TO DO: Present each line of the entries below that holds the word "text".

──────── INFORMATION PROVIDED ────────

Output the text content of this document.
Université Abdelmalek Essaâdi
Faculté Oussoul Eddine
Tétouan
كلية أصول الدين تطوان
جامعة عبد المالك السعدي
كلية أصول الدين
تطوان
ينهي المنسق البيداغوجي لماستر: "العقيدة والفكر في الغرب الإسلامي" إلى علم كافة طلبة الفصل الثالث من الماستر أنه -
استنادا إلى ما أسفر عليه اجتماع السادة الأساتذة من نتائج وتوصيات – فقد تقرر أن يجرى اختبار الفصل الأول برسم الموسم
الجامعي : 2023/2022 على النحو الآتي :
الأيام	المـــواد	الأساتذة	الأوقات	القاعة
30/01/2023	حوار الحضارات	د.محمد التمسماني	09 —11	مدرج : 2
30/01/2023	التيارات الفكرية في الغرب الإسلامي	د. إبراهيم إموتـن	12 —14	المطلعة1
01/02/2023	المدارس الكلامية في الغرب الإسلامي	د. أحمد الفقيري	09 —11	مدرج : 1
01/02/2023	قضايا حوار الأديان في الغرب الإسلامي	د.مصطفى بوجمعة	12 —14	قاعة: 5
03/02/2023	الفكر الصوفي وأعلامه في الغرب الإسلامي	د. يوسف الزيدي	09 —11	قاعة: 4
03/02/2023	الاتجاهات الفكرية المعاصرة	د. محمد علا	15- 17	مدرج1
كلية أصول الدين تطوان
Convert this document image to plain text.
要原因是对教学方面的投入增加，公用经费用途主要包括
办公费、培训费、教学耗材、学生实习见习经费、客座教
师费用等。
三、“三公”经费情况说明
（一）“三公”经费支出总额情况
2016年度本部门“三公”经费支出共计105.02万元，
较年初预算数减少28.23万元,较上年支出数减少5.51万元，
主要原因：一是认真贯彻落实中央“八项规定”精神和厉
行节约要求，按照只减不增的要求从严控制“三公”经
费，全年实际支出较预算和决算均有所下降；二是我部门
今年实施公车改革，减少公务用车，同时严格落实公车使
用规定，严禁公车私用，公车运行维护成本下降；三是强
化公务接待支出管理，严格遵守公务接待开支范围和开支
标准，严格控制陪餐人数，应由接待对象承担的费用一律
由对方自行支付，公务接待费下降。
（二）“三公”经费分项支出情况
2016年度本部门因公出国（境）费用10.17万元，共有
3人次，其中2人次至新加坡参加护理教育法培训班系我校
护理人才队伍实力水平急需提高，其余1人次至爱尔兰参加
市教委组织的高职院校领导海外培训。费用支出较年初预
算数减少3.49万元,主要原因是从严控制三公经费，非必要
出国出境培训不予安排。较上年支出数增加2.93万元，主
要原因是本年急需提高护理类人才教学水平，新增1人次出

────────

ANSWER TO THIS EXERCISE:
Output the text content of this document.
Convert this document image to plain text.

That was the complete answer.